▸ EXERCISE DESCRIPTION
Leaving out every picture, quote the data below exactly as it appears.

★ ★ ★ ★ ★

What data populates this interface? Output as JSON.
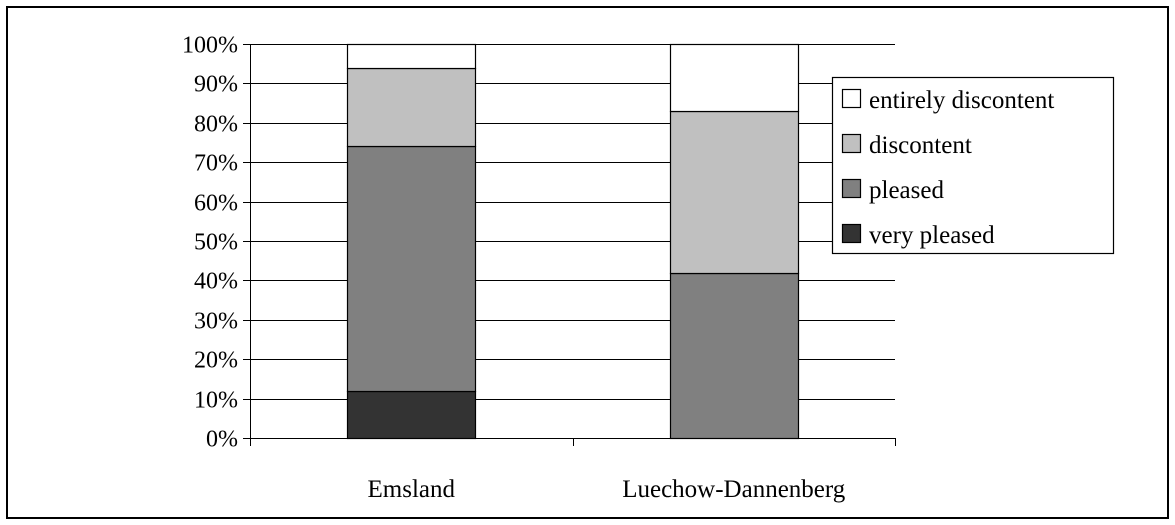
{
  "chart_data": {
    "type": "bar",
    "stacked": true,
    "percent": true,
    "categories": [
      "Emsland",
      "Luechow-Dannenberg"
    ],
    "series": [
      {
        "name": "very pleased",
        "color": "#333333",
        "values": [
          12,
          0
        ]
      },
      {
        "name": "pleased",
        "color": "#808080",
        "values": [
          62,
          42
        ]
      },
      {
        "name": "discontent",
        "color": "#c0c0c0",
        "values": [
          20,
          41
        ]
      },
      {
        "name": "entirely discontent",
        "color": "#ffffff",
        "values": [
          6,
          17
        ]
      }
    ],
    "yticks": [
      "0%",
      "10%",
      "20%",
      "30%",
      "40%",
      "50%",
      "60%",
      "70%",
      "80%",
      "90%",
      "100%"
    ],
    "ylim": [
      0,
      100
    ],
    "grid": true,
    "legend": {
      "placement": "right",
      "order": [
        "entirely discontent",
        "discontent",
        "pleased",
        "very pleased"
      ]
    }
  }
}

★ ★ ★ ★ ★

▸ RESPONSE TO THE TASK
What data populates this interface? Output as JSON.
{
  "chart_data": {
    "type": "bar",
    "stacked": true,
    "percent": true,
    "categories": [
      "Emsland",
      "Luechow-Dannenberg"
    ],
    "series": [
      {
        "name": "very pleased",
        "color": "#333333",
        "values": [
          12,
          0
        ]
      },
      {
        "name": "pleased",
        "color": "#808080",
        "values": [
          62,
          42
        ]
      },
      {
        "name": "discontent",
        "color": "#c0c0c0",
        "values": [
          20,
          41
        ]
      },
      {
        "name": "entirely discontent",
        "color": "#ffffff",
        "values": [
          6,
          17
        ]
      }
    ],
    "yticks": [
      "0%",
      "10%",
      "20%",
      "30%",
      "40%",
      "50%",
      "60%",
      "70%",
      "80%",
      "90%",
      "100%"
    ],
    "ylim": [
      0,
      100
    ],
    "grid": true,
    "legend": {
      "placement": "right",
      "order": [
        "entirely discontent",
        "discontent",
        "pleased",
        "very pleased"
      ]
    }
  }
}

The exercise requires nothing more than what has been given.